- _Problem to solve_: State how many lines in the following entries hold the word "pentavalent". The reply is that number only.

(Exercise data begins)

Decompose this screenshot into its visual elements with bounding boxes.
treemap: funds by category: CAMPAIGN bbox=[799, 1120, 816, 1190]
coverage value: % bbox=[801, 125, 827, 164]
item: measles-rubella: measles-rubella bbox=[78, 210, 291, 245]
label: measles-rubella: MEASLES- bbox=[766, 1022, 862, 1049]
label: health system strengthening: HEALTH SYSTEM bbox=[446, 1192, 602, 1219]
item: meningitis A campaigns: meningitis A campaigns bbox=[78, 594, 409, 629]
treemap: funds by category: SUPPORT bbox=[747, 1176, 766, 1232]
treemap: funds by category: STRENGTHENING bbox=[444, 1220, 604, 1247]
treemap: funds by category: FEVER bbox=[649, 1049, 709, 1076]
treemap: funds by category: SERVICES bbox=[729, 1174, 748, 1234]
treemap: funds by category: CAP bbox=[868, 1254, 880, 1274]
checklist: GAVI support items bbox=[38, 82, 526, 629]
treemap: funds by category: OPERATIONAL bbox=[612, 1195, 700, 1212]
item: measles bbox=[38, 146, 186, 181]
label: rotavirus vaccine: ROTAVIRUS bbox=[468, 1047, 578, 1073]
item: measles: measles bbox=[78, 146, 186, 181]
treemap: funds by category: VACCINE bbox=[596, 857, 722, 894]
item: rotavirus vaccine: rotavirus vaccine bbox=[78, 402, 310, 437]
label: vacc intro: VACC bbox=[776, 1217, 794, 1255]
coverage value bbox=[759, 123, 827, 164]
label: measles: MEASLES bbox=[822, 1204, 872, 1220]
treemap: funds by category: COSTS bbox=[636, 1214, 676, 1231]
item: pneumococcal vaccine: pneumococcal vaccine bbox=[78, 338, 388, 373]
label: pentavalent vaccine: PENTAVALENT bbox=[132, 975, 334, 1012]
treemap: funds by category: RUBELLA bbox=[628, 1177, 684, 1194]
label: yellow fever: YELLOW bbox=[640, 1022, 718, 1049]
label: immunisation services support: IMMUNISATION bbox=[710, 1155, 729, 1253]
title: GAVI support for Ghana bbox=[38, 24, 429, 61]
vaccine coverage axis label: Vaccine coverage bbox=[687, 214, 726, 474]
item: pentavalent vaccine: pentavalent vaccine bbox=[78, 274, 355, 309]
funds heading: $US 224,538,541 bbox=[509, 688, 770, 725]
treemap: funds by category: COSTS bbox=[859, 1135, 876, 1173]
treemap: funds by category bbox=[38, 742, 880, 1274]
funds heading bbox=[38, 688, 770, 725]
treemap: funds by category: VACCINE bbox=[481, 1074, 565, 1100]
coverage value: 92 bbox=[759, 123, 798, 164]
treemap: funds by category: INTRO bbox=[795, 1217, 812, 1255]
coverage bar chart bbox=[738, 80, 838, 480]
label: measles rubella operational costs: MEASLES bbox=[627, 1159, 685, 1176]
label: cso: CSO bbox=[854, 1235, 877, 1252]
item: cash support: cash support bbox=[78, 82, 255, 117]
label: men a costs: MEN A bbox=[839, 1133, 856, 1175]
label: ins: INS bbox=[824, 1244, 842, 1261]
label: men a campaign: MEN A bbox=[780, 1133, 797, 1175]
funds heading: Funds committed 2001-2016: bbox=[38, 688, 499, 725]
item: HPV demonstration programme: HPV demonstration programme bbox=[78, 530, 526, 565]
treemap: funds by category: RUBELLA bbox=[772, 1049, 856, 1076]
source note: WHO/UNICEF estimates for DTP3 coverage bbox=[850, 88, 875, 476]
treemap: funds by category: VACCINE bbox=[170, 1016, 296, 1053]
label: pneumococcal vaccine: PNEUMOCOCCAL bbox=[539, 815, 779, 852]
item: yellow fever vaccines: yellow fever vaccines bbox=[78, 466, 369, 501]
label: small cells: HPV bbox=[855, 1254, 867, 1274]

(Exercise data ends)

- _Solution_: 2